====== Data to use ======

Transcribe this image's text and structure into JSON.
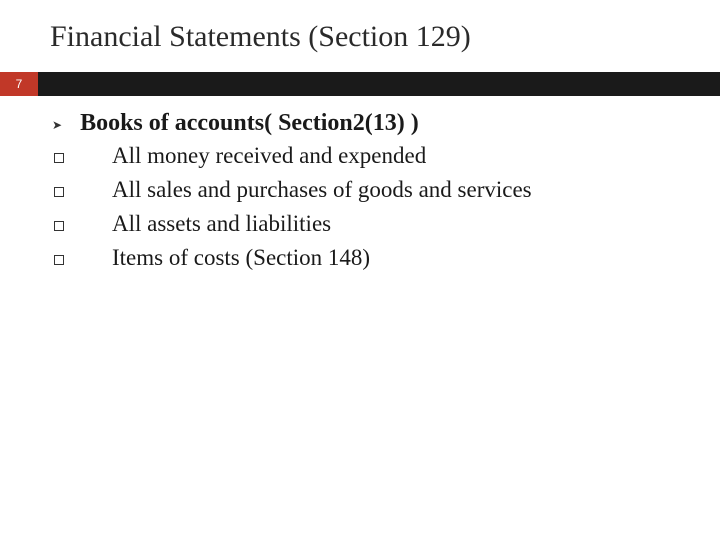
{
  "title": "Financial Statements (Section 129)",
  "pageNumber": "7",
  "mainBullet": "Books of accounts( Section2(13) )",
  "subBullets": [
    "All money received and expended",
    "All sales and purchases of goods and services",
    "All assets and liabilities",
    "Items of costs  (Section 148)"
  ],
  "colors": {
    "barRed": "#c13828",
    "barDark": "#1a1a1a",
    "background": "#ffffff",
    "textDark": "#1a1a1a"
  },
  "typography": {
    "titleFontSize": 30,
    "mainBulletFontSize": 24,
    "subBulletFontSize": 23,
    "pageNumberFontSize": 12
  }
}
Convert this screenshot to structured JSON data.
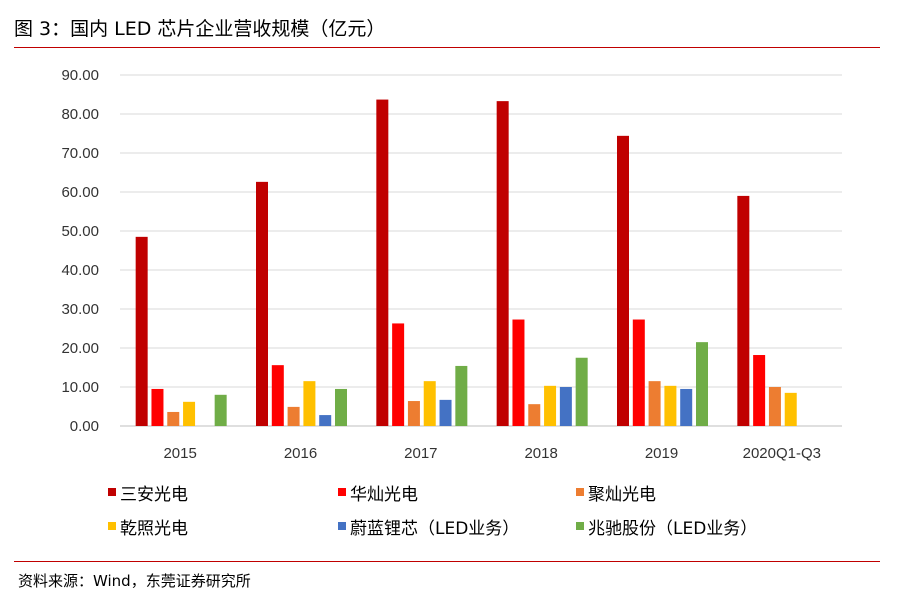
{
  "title": "图 3：国内 LED 芯片企业营收规模（亿元）",
  "source": "资料来源：Wind，东莞证券研究所",
  "chart_data": {
    "type": "bar",
    "title": "",
    "xlabel": "",
    "ylabel": "",
    "ylim": [
      0,
      90
    ],
    "yticks": [
      "0.00",
      "10.00",
      "20.00",
      "30.00",
      "40.00",
      "50.00",
      "60.00",
      "70.00",
      "80.00",
      "90.00"
    ],
    "grid": true,
    "legend_position": "bottom",
    "categories": [
      "2015",
      "2016",
      "2017",
      "2018",
      "2019",
      "2020Q1-Q3"
    ],
    "series": [
      {
        "name": "三安光电",
        "color": "#c00000",
        "values": [
          48.5,
          62.6,
          83.7,
          83.3,
          74.4,
          59.0
        ]
      },
      {
        "name": "华灿光电",
        "color": "#ff0000",
        "values": [
          9.5,
          15.6,
          26.3,
          27.3,
          27.3,
          18.2
        ]
      },
      {
        "name": "聚灿光电",
        "color": "#ed7d31",
        "values": [
          3.6,
          4.9,
          6.4,
          5.6,
          11.5,
          10.0
        ]
      },
      {
        "name": "乾照光电",
        "color": "#ffc000",
        "values": [
          6.2,
          11.5,
          11.5,
          10.3,
          10.3,
          8.5
        ]
      },
      {
        "name": "蔚蓝锂芯（LED业务）",
        "color": "#4472c4",
        "values": [
          null,
          2.8,
          6.7,
          10.0,
          9.5,
          null
        ]
      },
      {
        "name": "兆驰股份（LED业务）",
        "color": "#70ad47",
        "values": [
          8.0,
          9.5,
          15.4,
          17.5,
          21.5,
          null
        ]
      }
    ]
  }
}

======

Reproduce all of the data exactly, omitting each picture it holds.

(Output for this task)
Transcribe this image's text and structure into JSON.
{
  "title": "Financial Statements (Section 129)",
  "pageNumber": "7",
  "mainBullet": "Books of accounts( Section2(13) )",
  "subBullets": [
    "All money received and expended",
    "All sales and purchases of goods and services",
    "All assets and liabilities",
    "Items of costs  (Section 148)"
  ],
  "colors": {
    "barRed": "#c13828",
    "barDark": "#1a1a1a",
    "background": "#ffffff",
    "textDark": "#1a1a1a"
  },
  "typography": {
    "titleFontSize": 30,
    "mainBulletFontSize": 24,
    "subBulletFontSize": 23,
    "pageNumberFontSize": 12
  }
}
Convert this screenshot to structured JSON data.
{
  "title": "图 3：国内 LED 芯片企业营收规模（亿元）",
  "source": "资料来源：Wind，东莞证券研究所",
  "chart_data": {
    "type": "bar",
    "title": "",
    "xlabel": "",
    "ylabel": "",
    "ylim": [
      0,
      90
    ],
    "yticks": [
      "0.00",
      "10.00",
      "20.00",
      "30.00",
      "40.00",
      "50.00",
      "60.00",
      "70.00",
      "80.00",
      "90.00"
    ],
    "grid": true,
    "legend_position": "bottom",
    "categories": [
      "2015",
      "2016",
      "2017",
      "2018",
      "2019",
      "2020Q1-Q3"
    ],
    "series": [
      {
        "name": "三安光电",
        "color": "#c00000",
        "values": [
          48.5,
          62.6,
          83.7,
          83.3,
          74.4,
          59.0
        ]
      },
      {
        "name": "华灿光电",
        "color": "#ff0000",
        "values": [
          9.5,
          15.6,
          26.3,
          27.3,
          27.3,
          18.2
        ]
      },
      {
        "name": "聚灿光电",
        "color": "#ed7d31",
        "values": [
          3.6,
          4.9,
          6.4,
          5.6,
          11.5,
          10.0
        ]
      },
      {
        "name": "乾照光电",
        "color": "#ffc000",
        "values": [
          6.2,
          11.5,
          11.5,
          10.3,
          10.3,
          8.5
        ]
      },
      {
        "name": "蔚蓝锂芯（LED业务）",
        "color": "#4472c4",
        "values": [
          null,
          2.8,
          6.7,
          10.0,
          9.5,
          null
        ]
      },
      {
        "name": "兆驰股份（LED业务）",
        "color": "#70ad47",
        "values": [
          8.0,
          9.5,
          15.4,
          17.5,
          21.5,
          null
        ]
      }
    ]
  }
}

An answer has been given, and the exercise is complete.